> **Information provided**:
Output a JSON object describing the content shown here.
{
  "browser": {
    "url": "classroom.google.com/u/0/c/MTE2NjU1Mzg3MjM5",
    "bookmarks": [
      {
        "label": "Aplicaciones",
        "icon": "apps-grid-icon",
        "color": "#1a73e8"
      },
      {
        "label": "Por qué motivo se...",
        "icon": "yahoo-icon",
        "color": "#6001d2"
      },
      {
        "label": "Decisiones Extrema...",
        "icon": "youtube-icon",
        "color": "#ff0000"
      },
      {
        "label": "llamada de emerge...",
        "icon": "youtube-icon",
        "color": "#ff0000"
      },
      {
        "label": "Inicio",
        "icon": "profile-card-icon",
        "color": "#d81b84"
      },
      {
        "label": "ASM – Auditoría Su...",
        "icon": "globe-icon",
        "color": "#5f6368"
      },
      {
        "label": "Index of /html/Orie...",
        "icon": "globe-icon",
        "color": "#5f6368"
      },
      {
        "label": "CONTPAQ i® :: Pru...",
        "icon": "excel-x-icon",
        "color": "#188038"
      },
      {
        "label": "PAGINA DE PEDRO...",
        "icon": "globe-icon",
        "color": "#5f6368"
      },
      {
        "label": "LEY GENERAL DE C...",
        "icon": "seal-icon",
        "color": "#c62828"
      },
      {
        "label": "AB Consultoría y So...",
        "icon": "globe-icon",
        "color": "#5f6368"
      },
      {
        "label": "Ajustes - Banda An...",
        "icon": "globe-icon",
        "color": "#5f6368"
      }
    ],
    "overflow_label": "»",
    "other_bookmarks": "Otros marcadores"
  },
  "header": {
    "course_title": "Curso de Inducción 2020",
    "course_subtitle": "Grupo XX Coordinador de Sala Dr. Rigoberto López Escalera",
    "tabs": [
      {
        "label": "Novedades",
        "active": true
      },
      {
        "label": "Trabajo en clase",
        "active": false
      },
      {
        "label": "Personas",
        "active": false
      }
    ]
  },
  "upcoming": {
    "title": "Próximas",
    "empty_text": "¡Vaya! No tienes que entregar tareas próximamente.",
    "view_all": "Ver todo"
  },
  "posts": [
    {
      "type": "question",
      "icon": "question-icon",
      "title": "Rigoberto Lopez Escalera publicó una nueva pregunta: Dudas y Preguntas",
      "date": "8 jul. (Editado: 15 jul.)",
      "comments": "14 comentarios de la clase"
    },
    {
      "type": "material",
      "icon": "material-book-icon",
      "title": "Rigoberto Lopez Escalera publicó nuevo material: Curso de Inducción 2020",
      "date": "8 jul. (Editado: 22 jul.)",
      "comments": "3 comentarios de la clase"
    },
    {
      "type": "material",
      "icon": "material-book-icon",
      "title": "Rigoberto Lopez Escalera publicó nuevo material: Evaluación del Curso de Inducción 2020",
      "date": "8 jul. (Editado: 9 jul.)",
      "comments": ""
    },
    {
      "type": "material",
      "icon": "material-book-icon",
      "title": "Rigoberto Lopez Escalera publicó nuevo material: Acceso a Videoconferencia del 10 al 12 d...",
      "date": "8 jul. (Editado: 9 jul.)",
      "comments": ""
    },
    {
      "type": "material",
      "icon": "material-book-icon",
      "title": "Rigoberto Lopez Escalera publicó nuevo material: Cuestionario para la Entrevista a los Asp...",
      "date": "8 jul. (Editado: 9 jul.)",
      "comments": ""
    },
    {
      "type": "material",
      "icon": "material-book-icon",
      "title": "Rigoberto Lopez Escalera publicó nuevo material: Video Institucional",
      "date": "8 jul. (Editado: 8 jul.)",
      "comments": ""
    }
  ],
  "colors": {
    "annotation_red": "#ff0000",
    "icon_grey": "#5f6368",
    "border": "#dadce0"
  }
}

> **Task**:
Extract all of the data shown above without alteration.

> **Output of the exercise**:
Output a JSON object describing the content shown here.
{
  "browser": {
    "url": "classroom.google.com/u/0/c/MTE2NjU1Mzg3MjM5",
    "bookmarks": [
      {
        "label": "Aplicaciones",
        "icon": "apps-grid-icon",
        "color": "#1a73e8"
      },
      {
        "label": "Por qué motivo se...",
        "icon": "yahoo-icon",
        "color": "#6001d2"
      },
      {
        "label": "Decisiones Extrema...",
        "icon": "youtube-icon",
        "color": "#ff0000"
      },
      {
        "label": "llamada de emerge...",
        "icon": "youtube-icon",
        "color": "#ff0000"
      },
      {
        "label": "Inicio",
        "icon": "profile-card-icon",
        "color": "#d81b84"
      },
      {
        "label": "ASM – Auditoría Su...",
        "icon": "globe-icon",
        "color": "#5f6368"
      },
      {
        "label": "Index of /html/Orie...",
        "icon": "globe-icon",
        "color": "#5f6368"
      },
      {
        "label": "CONTPAQ i® :: Pru...",
        "icon": "excel-x-icon",
        "color": "#188038"
      },
      {
        "label": "PAGINA DE PEDRO...",
        "icon": "globe-icon",
        "color": "#5f6368"
      },
      {
        "label": "LEY GENERAL DE C...",
        "icon": "seal-icon",
        "color": "#c62828"
      },
      {
        "label": "AB Consultoría y So...",
        "icon": "globe-icon",
        "color": "#5f6368"
      },
      {
        "label": "Ajustes - Banda An...",
        "icon": "globe-icon",
        "color": "#5f6368"
      }
    ],
    "overflow_label": "»",
    "other_bookmarks": "Otros marcadores"
  },
  "header": {
    "course_title": "Curso de Inducción 2020",
    "course_subtitle": "Grupo XX Coordinador de Sala Dr. Rigoberto López Escalera",
    "tabs": [
      {
        "label": "Novedades",
        "active": true
      },
      {
        "label": "Trabajo en clase",
        "active": false
      },
      {
        "label": "Personas",
        "active": false
      }
    ]
  },
  "upcoming": {
    "title": "Próximas",
    "empty_text": "¡Vaya! No tienes que entregar tareas próximamente.",
    "view_all": "Ver todo"
  },
  "posts": [
    {
      "type": "question",
      "icon": "question-icon",
      "title": "Rigoberto Lopez Escalera publicó una nueva pregunta: Dudas y Preguntas",
      "date": "8 jul. (Editado: 15 jul.)",
      "comments": "14 comentarios de la clase"
    },
    {
      "type": "material",
      "icon": "material-book-icon",
      "title": "Rigoberto Lopez Escalera publicó nuevo material: Curso de Inducción 2020",
      "date": "8 jul. (Editado: 22 jul.)",
      "comments": "3 comentarios de la clase"
    },
    {
      "type": "material",
      "icon": "material-book-icon",
      "title": "Rigoberto Lopez Escalera publicó nuevo material: Evaluación del Curso de Inducción 2020",
      "date": "8 jul. (Editado: 9 jul.)",
      "comments": ""
    },
    {
      "type": "material",
      "icon": "material-book-icon",
      "title": "Rigoberto Lopez Escalera publicó nuevo material: Acceso a Videoconferencia del 10 al 12 d...",
      "date": "8 jul. (Editado: 9 jul.)",
      "comments": ""
    },
    {
      "type": "material",
      "icon": "material-book-icon",
      "title": "Rigoberto Lopez Escalera publicó nuevo material: Cuestionario para la Entrevista a los Asp...",
      "date": "8 jul. (Editado: 9 jul.)",
      "comments": ""
    },
    {
      "type": "material",
      "icon": "material-book-icon",
      "title": "Rigoberto Lopez Escalera publicó nuevo material: Video Institucional",
      "date": "8 jul. (Editado: 8 jul.)",
      "comments": ""
    }
  ],
  "colors": {
    "annotation_red": "#ff0000",
    "icon_grey": "#5f6368",
    "border": "#dadce0"
  }
}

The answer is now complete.